> WHAT THE TASK ASKS
Determine the number of lines where "Stop" occurs and reply with that number by itself.

> Dataset excerpt
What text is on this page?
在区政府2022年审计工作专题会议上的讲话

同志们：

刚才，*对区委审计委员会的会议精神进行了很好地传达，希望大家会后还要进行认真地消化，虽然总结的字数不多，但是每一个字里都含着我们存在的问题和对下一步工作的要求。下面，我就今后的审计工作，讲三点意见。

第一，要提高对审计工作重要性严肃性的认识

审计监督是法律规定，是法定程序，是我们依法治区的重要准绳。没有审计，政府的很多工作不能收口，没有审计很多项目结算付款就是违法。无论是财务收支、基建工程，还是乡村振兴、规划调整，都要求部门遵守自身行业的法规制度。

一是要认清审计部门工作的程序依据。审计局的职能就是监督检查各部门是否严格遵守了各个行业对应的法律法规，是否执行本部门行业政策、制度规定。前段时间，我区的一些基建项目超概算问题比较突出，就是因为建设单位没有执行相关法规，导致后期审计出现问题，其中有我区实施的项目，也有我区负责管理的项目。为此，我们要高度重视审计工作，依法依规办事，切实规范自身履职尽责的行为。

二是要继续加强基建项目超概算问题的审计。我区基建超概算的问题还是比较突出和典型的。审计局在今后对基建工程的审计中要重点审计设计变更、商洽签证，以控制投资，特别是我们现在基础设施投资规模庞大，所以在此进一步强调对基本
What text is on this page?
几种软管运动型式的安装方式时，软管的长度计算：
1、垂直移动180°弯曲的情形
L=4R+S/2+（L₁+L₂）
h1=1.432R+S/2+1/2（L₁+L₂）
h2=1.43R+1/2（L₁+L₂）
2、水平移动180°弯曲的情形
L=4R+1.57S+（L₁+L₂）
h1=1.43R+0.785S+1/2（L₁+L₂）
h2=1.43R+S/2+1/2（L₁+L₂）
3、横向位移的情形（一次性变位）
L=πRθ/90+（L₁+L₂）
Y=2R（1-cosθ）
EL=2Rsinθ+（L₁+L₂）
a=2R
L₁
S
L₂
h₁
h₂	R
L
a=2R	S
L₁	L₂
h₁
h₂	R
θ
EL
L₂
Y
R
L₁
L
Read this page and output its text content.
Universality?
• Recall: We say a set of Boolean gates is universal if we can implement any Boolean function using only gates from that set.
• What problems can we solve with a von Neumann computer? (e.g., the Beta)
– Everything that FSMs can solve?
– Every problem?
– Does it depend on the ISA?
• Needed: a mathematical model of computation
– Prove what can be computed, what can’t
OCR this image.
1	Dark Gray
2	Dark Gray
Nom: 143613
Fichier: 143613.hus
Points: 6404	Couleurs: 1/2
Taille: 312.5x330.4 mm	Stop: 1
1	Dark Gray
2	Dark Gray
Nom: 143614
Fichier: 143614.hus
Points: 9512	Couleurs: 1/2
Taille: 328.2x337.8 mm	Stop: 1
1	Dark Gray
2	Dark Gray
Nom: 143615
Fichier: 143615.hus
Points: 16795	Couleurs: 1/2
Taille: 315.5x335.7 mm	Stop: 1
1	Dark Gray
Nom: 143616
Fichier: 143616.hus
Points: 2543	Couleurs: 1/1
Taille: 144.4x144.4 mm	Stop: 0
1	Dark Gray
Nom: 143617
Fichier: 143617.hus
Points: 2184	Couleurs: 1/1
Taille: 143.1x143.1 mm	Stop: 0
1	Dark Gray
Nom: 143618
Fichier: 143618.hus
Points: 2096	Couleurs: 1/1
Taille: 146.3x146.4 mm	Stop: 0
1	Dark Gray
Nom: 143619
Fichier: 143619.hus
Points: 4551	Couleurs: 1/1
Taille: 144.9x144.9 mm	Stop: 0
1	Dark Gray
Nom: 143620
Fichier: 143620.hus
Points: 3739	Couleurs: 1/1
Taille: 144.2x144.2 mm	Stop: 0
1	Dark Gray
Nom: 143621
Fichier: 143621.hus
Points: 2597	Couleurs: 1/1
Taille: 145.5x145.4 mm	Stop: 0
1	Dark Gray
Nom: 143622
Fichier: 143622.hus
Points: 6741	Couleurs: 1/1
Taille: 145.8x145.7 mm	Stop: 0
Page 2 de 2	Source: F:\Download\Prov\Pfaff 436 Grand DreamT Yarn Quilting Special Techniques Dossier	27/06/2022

> TASK ANSWER
10